- [Task directions]: All of the data below must be repeated exactly.

- [Recorded information]:
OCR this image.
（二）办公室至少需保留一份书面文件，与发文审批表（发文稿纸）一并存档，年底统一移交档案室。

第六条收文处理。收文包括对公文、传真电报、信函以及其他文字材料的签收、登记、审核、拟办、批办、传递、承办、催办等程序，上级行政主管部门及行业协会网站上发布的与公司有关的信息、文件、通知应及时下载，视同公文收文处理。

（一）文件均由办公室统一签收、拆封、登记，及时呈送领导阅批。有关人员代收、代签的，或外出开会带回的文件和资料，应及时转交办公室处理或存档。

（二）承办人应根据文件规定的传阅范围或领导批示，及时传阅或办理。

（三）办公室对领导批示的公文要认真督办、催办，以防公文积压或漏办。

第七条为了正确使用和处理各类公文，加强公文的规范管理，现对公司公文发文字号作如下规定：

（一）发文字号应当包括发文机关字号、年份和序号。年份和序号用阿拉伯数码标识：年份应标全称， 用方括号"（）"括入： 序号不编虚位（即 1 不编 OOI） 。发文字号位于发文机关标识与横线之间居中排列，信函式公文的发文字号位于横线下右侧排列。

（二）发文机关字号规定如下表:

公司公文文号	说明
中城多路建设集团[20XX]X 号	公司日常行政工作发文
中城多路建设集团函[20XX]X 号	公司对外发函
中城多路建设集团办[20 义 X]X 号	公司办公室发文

- [Task answer]:
OCR this image.
（二）办公室至少需保留一份书面文件，与发文审批表（发文稿纸）一并存档，年底统一移交档案室。

第六条收文处理。收文包括对公文、传真电报、信函以及其他文字材料的签收、登记、审核、拟办、批办、传递、承办、催办等程序，上级行政主管部门及行业协会网站上发布的与公司有关的信息、文件、通知应及时下载，视同公文收文处理。

（一）文件均由办公室统一签收、拆封、登记，及时呈送领导阅批。有关人员代收、代签的，或外出开会带回的文件和资料，应及时转交办公室处理或存档。

（二）承办人应根据文件规定的传阅范围或领导批示，及时传阅或办理。

（三）办公室对领导批示的公文要认真督办、催办，以防公文积压或漏办。

第七条为了正确使用和处理各类公文，加强公文的规范管理，现对公司公文发文字号作如下规定：

（一）发文字号应当包括发文机关字号、年份和序号。年份和序号用阿拉伯数码标识：年份应标全称， 用方括号"（）"括入： 序号不编虚位（即 1 不编 OOI） 。发文字号位于发文机关标识与横线之间居中排列，信函式公文的发文字号位于横线下右侧排列。

（二）发文机关字号规定如下表:

公司公文文号	说明
中城多路建设集团[20XX]X 号	公司日常行政工作发文
中城多路建设集团函[20XX]X 号	公司对外发函
中城多路建设集团办[20 义 X]X 号	公司办公室发文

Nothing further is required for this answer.